Copy every one of the following entries word for word, without changing anything. Leave the pictures out of your copy.

▬▬▬▬▬▬▬▬▬▬

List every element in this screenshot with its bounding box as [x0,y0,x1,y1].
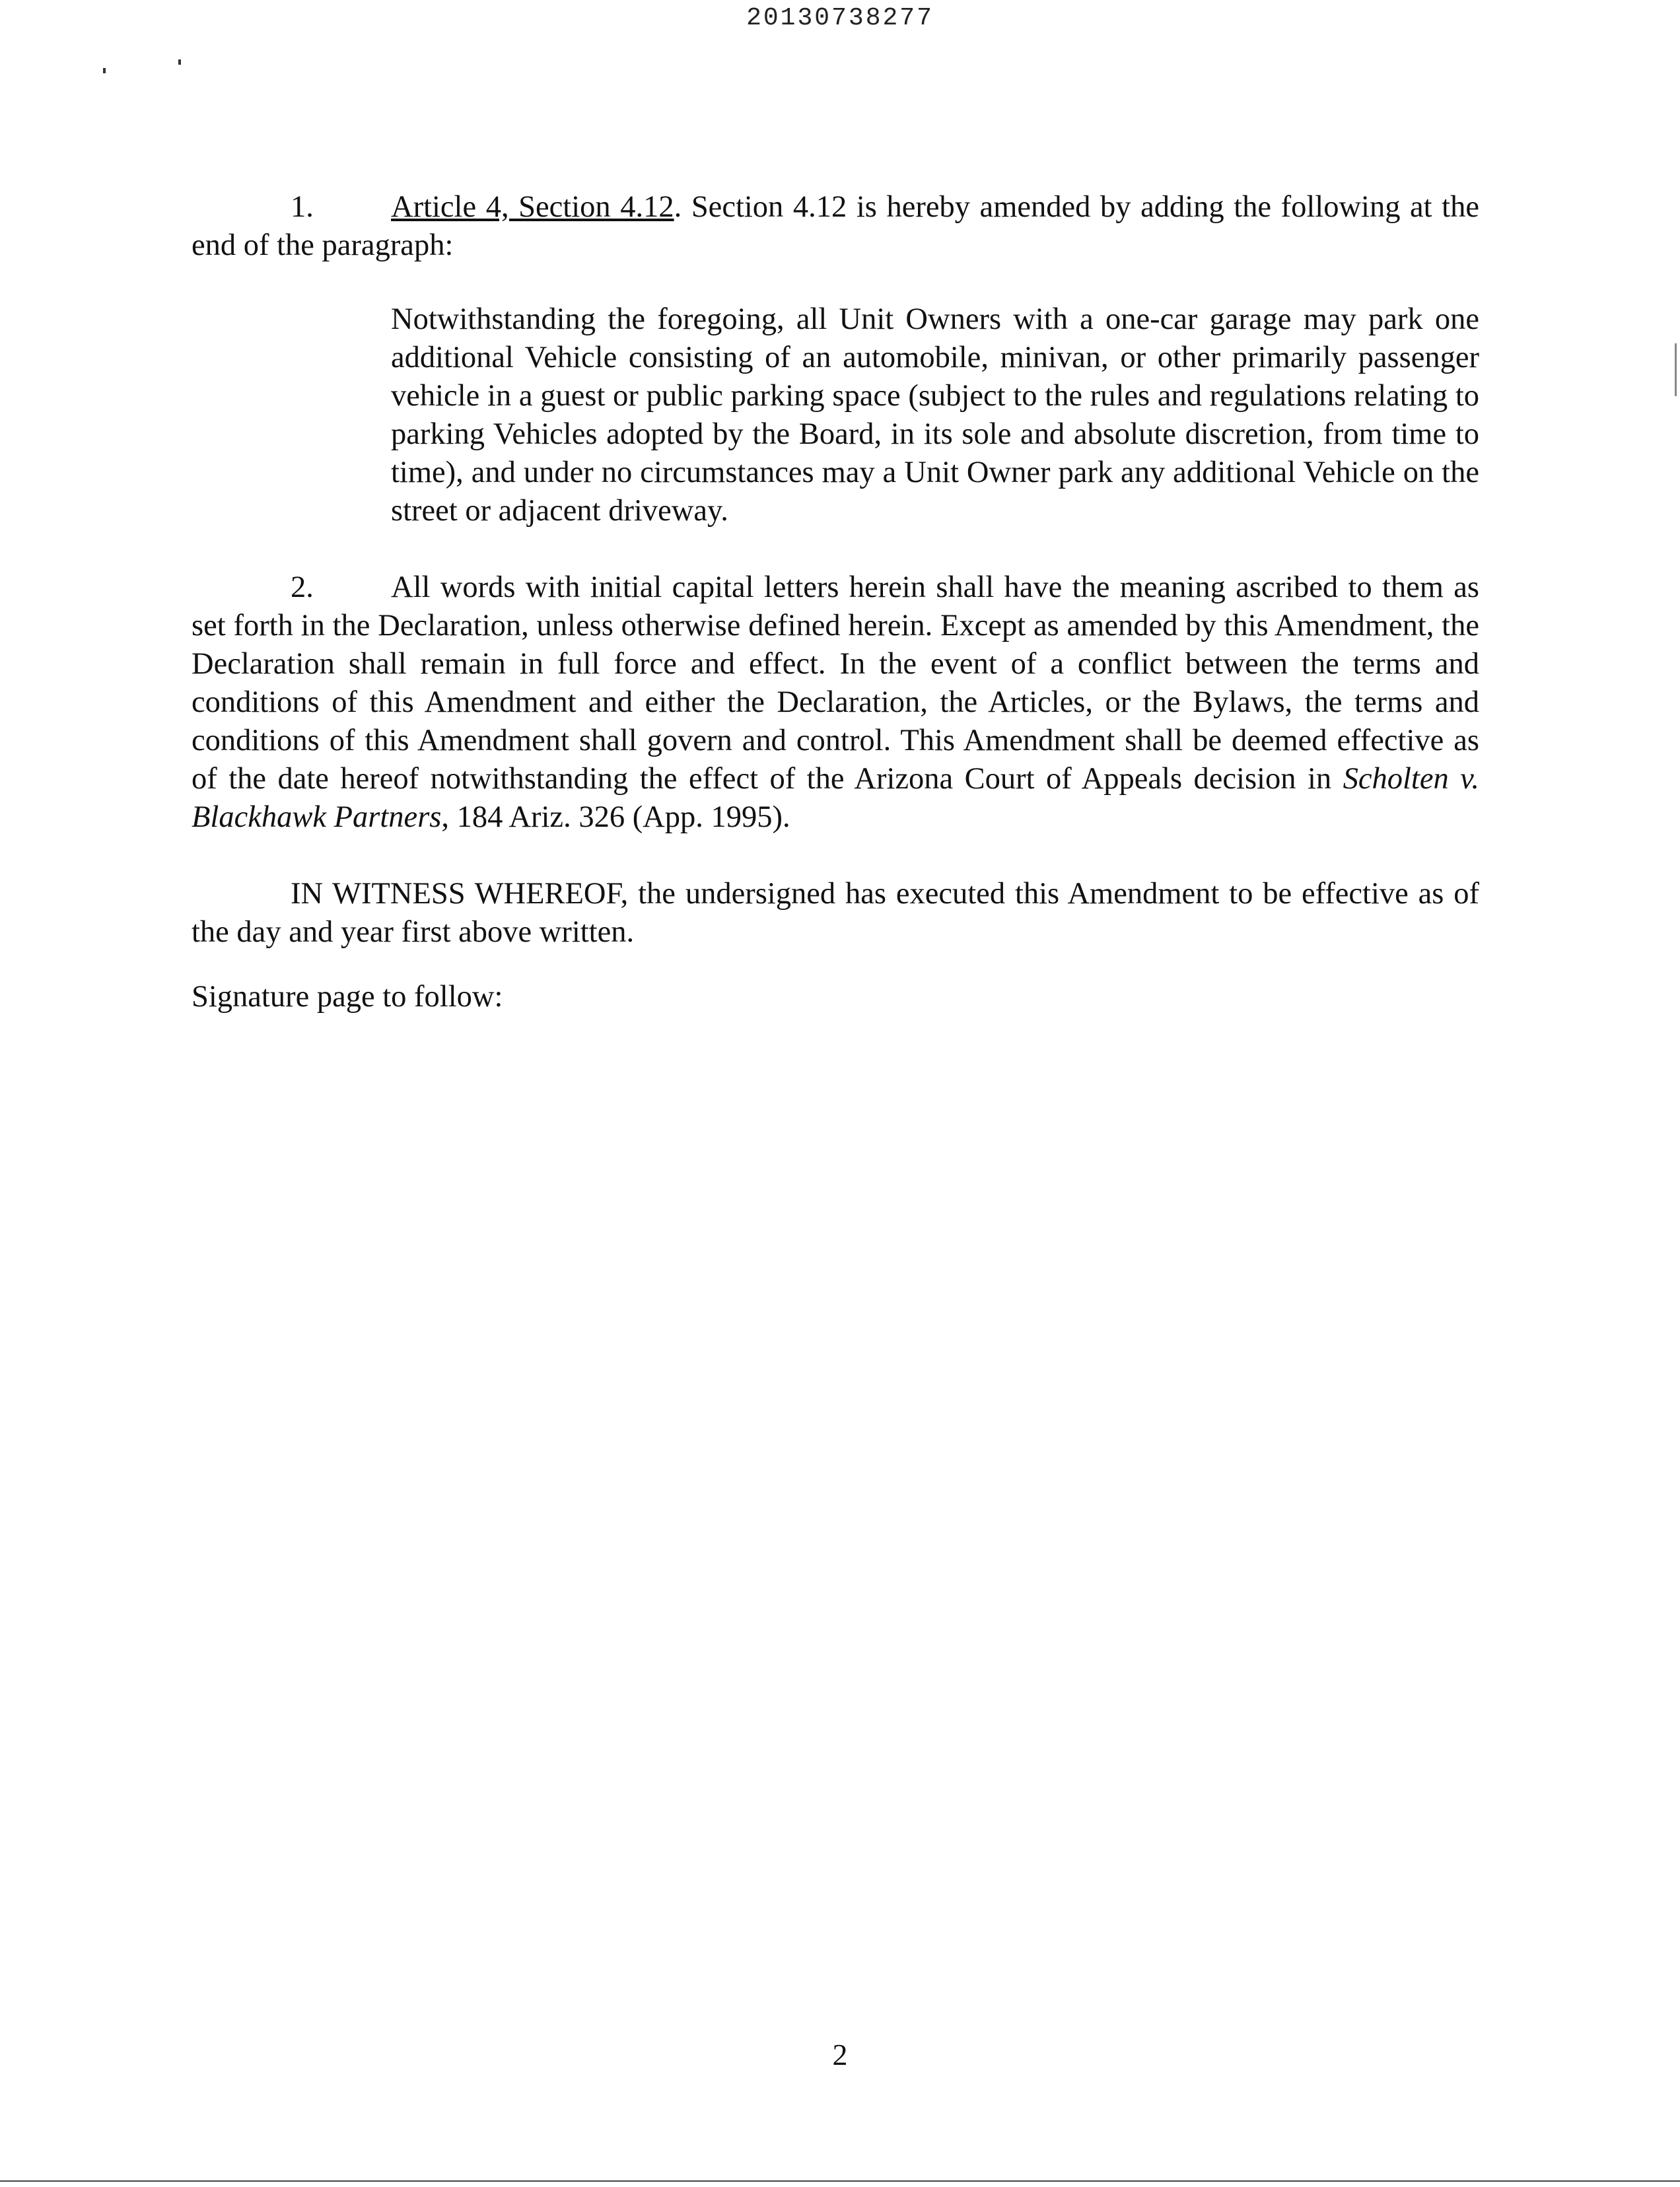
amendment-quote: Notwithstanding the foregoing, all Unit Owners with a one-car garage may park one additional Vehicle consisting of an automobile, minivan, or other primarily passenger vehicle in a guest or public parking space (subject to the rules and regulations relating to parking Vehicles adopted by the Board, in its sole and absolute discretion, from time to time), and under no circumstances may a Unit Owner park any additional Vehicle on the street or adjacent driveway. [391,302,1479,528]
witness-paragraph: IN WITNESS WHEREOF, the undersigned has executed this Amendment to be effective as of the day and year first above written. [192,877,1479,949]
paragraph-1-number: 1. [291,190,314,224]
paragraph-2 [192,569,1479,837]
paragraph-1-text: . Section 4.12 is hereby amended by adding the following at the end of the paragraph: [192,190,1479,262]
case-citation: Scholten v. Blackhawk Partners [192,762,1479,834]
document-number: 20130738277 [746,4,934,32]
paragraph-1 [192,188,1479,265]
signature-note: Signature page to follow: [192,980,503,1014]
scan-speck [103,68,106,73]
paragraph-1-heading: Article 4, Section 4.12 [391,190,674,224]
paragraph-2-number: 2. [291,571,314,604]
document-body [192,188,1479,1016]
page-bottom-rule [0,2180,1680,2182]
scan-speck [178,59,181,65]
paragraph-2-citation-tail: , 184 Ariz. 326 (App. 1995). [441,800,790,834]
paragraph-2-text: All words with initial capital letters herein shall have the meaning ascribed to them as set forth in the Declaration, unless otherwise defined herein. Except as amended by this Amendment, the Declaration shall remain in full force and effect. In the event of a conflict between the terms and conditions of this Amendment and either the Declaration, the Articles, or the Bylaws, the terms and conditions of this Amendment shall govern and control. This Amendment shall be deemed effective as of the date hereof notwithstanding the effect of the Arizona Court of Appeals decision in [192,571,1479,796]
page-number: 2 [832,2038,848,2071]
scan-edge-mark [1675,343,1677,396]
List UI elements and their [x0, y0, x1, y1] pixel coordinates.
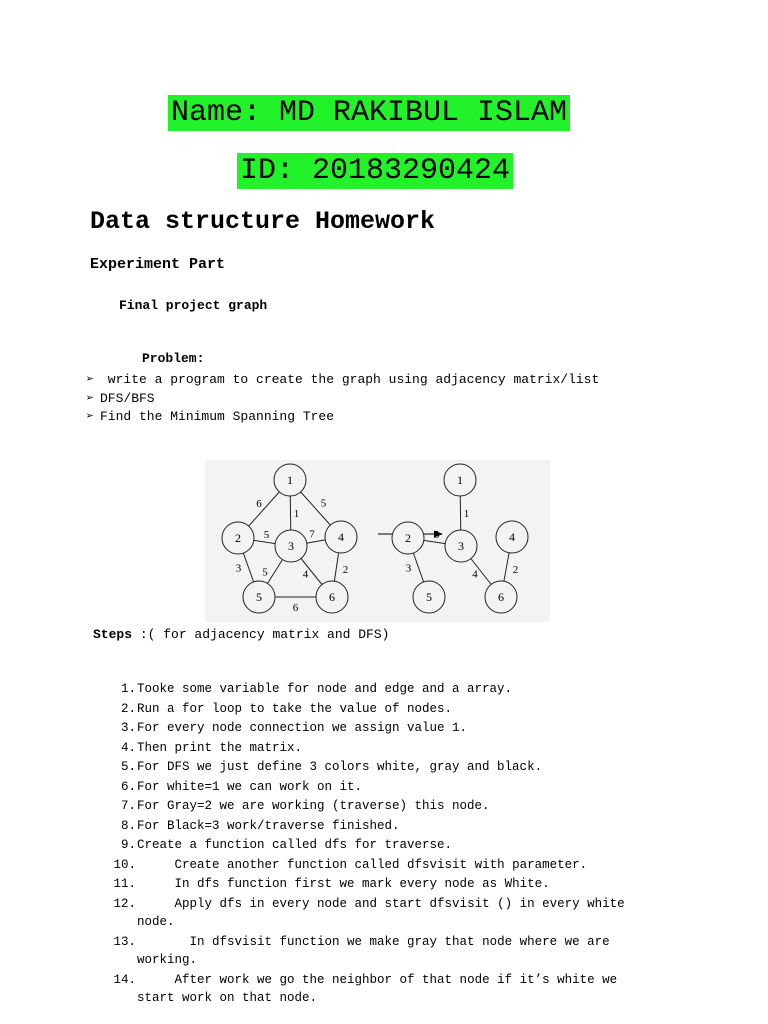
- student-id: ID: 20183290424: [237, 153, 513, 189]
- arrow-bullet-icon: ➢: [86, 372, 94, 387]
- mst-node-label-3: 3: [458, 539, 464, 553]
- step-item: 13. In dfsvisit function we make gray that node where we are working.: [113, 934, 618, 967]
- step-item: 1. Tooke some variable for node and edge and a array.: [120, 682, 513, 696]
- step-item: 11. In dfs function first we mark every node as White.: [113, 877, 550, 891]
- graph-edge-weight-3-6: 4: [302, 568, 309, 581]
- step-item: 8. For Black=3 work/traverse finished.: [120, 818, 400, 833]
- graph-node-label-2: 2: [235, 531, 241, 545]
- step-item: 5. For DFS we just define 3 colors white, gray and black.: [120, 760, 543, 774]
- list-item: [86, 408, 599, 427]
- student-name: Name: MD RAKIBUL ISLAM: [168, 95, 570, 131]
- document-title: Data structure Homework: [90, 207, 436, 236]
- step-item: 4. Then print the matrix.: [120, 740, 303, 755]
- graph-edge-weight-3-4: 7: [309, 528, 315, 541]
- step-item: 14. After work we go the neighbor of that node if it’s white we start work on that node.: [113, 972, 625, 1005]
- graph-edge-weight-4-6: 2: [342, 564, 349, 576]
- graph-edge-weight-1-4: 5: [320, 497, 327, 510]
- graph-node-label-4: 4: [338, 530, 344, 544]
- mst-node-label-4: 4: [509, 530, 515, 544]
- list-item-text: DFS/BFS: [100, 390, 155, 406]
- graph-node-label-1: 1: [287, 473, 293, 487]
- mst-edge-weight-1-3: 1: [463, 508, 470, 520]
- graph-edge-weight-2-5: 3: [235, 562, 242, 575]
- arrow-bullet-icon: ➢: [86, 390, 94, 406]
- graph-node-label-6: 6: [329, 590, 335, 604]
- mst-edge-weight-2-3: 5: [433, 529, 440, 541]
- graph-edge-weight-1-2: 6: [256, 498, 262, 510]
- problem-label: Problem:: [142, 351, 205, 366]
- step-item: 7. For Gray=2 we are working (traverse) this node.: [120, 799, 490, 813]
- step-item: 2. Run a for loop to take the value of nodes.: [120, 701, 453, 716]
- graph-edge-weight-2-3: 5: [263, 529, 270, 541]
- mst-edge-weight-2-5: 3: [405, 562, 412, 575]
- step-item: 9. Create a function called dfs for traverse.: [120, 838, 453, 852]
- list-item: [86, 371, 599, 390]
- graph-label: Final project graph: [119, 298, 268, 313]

▬▬▬▬▬▬▬▬▬▬

> EXERCISE ANSWER
List every element in this screenshot with its bounding box as [x0,y0,x1,y1].
amendment-quote: Notwithstanding the foregoing, all Unit Owners with a one-car garage may park one additional Vehicle consisting of an automobile, minivan, or other primarily passenger vehicle in a guest or public parking space (subject to the rules and regulations relating to parking Vehicles adopted by the Board, in its sole and absolute discretion, from time to time), and under no circumstances may a Unit Owner park any additional Vehicle on the street or adjacent driveway. [391,302,1479,528]
witness-paragraph: IN WITNESS WHEREOF, the undersigned has executed this Amendment to be effective as of the day and year first above written. [192,877,1479,949]
paragraph-1-number: 1. [291,190,314,224]
paragraph-2 [192,569,1479,837]
paragraph-1-text: . Section 4.12 is hereby amended by adding the following at the end of the paragraph: [192,190,1479,262]
case-citation: Scholten v. Blackhawk Partners [192,762,1479,834]
document-number: 20130738277 [746,4,934,32]
paragraph-1 [192,188,1479,265]
signature-note: Signature page to follow: [192,980,503,1014]
scan-speck [103,68,106,73]
paragraph-1-heading: Article 4, Section 4.12 [391,190,674,224]
paragraph-2-number: 2. [291,571,314,604]
document-body [192,188,1479,1016]
page-bottom-rule [0,2180,1680,2182]
scan-speck [178,59,181,65]
paragraph-2-citation-tail: , 184 Ariz. 326 (App. 1995). [441,800,790,834]
paragraph-2-text: All words with initial capital letters herein shall have the meaning ascribed to them as set forth in the Declaration, unless otherwise defined herein. Except as amended by this Amendment, the Declaration shall remain in full force and effect. In the event of a conflict between the terms and conditions of this Amendment and either the Declaration, the Articles, or the Bylaws, the terms and conditions of this Amendment shall govern and control. This Amendment shall be deemed effective as of the date hereof notwithstanding the effect of the Arizona Court of Appeals decision in [192,571,1479,796]
page-number: 2 [832,2038,848,2071]
scan-edge-mark [1675,343,1677,396]
List UI elements and their [x0, y0, x1, y1] pixel coordinates.
- student-id: ID: 20183290424: [237, 153, 513, 189]
- arrow-bullet-icon: ➢: [86, 372, 94, 387]
- mst-node-label-3: 3: [458, 539, 464, 553]
- step-item: 13. In dfsvisit function we make gray that node where we are working.: [113, 934, 618, 967]
- step-item: 1. Tooke some variable for node and edge and a array.: [120, 682, 513, 696]
- step-item: 11. In dfs function first we mark every node as White.: [113, 877, 550, 891]
- graph-edge-weight-3-6: 4: [302, 568, 309, 581]
- step-item: 8. For Black=3 work/traverse finished.: [120, 818, 400, 833]
- graph-node-label-2: 2: [235, 531, 241, 545]
- step-item: 5. For DFS we just define 3 colors white, gray and black.: [120, 760, 543, 774]
- list-item: [86, 408, 599, 427]
- student-name: Name: MD RAKIBUL ISLAM: [168, 95, 570, 131]
- document-title: Data structure Homework: [90, 207, 436, 236]
- step-item: 4. Then print the matrix.: [120, 740, 303, 755]
- graph-edge-weight-3-4: 7: [309, 528, 315, 541]
- step-item: 14. After work we go the neighbor of that node if it’s white we start work on that node.: [113, 972, 625, 1005]
- graph-edge-weight-4-6: 2: [342, 564, 349, 576]
- graph-edge-weight-1-4: 5: [320, 497, 327, 510]
- graph-node-label-4: 4: [338, 530, 344, 544]
- mst-node-label-4: 4: [509, 530, 515, 544]
- list-item-text: DFS/BFS: [100, 390, 155, 406]
- graph-node-label-1: 1: [287, 473, 293, 487]
- mst-edge-weight-1-3: 1: [463, 508, 470, 520]
- graph-edge-weight-2-5: 3: [235, 562, 242, 575]
- arrow-bullet-icon: ➢: [86, 390, 94, 406]
- graph-node-label-6: 6: [329, 590, 335, 604]
- mst-edge-weight-2-3: 5: [433, 529, 440, 541]
- graph-edge-weight-1-2: 6: [256, 498, 262, 510]
- problem-label: Problem:: [142, 351, 205, 366]
- step-item: 7. For Gray=2 we are working (traverse) this node.: [120, 799, 490, 813]
- step-item: 2. Run a for loop to take the value of nodes.: [120, 701, 453, 716]
- graph-edge-weight-2-3: 5: [263, 529, 270, 541]
- mst-edge-weight-2-5: 3: [405, 562, 412, 575]
- step-item: 9. Create a function called dfs for traverse.: [120, 838, 453, 852]
- list-item: [86, 371, 599, 390]
- graph-label: Final project graph: [119, 298, 268, 313]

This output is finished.